Under this task are some entries; return every one of them exactly.

▶ Records provided:
○ ○ ○ ○ ○ ○ ○

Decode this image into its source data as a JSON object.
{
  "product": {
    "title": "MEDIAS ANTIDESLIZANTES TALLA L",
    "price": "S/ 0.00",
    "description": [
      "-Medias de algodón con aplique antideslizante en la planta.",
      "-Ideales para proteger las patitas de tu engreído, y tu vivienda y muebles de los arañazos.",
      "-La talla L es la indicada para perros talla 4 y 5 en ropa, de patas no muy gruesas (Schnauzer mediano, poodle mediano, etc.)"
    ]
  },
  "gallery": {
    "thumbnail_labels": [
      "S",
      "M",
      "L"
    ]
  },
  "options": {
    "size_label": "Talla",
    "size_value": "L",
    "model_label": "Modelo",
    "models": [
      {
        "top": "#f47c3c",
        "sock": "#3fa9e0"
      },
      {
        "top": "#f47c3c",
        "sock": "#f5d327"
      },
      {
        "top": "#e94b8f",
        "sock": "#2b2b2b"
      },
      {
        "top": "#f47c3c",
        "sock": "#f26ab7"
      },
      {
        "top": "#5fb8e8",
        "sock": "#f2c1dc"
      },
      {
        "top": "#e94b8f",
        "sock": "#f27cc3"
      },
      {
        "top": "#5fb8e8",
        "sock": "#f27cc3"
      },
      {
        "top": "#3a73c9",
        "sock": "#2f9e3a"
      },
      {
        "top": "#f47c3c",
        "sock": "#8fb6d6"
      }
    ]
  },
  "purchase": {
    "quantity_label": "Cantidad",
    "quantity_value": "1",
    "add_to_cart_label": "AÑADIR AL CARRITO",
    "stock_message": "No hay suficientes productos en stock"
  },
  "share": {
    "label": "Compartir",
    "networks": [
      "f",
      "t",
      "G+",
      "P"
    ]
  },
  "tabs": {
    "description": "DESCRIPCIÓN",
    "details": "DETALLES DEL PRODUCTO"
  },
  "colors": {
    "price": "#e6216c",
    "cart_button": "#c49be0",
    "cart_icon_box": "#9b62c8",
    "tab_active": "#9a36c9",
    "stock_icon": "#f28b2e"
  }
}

○ ○ ○ ○ ○ ○ ○

▶ Response for this exercise:
Decode this image into its source data as a JSON object.
{
  "product": {
    "title": "MEDIAS ANTIDESLIZANTES TALLA L",
    "price": "S/ 0.00",
    "description": [
      "-Medias de algodón con aplique antideslizante en la planta.",
      "-Ideales para proteger las patitas de tu engreído, y tu vivienda y muebles de los arañazos.",
      "-La talla L es la indicada para perros talla 4 y 5 en ropa, de patas no muy gruesas (Schnauzer mediano, poodle mediano, etc.)"
    ]
  },
  "gallery": {
    "thumbnail_labels": [
      "S",
      "M",
      "L"
    ]
  },
  "options": {
    "size_label": "Talla",
    "size_value": "L",
    "model_label": "Modelo",
    "models": [
      {
        "top": "#f47c3c",
        "sock": "#3fa9e0"
      },
      {
        "top": "#f47c3c",
        "sock": "#f5d327"
      },
      {
        "top": "#e94b8f",
        "sock": "#2b2b2b"
      },
      {
        "top": "#f47c3c",
        "sock": "#f26ab7"
      },
      {
        "top": "#5fb8e8",
        "sock": "#f2c1dc"
      },
      {
        "top": "#e94b8f",
        "sock": "#f27cc3"
      },
      {
        "top": "#5fb8e8",
        "sock": "#f27cc3"
      },
      {
        "top": "#3a73c9",
        "sock": "#2f9e3a"
      },
      {
        "top": "#f47c3c",
        "sock": "#8fb6d6"
      }
    ]
  },
  "purchase": {
    "quantity_label": "Cantidad",
    "quantity_value": "1",
    "add_to_cart_label": "AÑADIR AL CARRITO",
    "stock_message": "No hay suficientes productos en stock"
  },
  "share": {
    "label": "Compartir",
    "networks": [
      "f",
      "t",
      "G+",
      "P"
    ]
  },
  "tabs": {
    "description": "DESCRIPCIÓN",
    "details": "DETALLES DEL PRODUCTO"
  },
  "colors": {
    "price": "#e6216c",
    "cart_button": "#c49be0",
    "cart_icon_box": "#9b62c8",
    "tab_active": "#9a36c9",
    "stock_icon": "#f28b2e"
  }
}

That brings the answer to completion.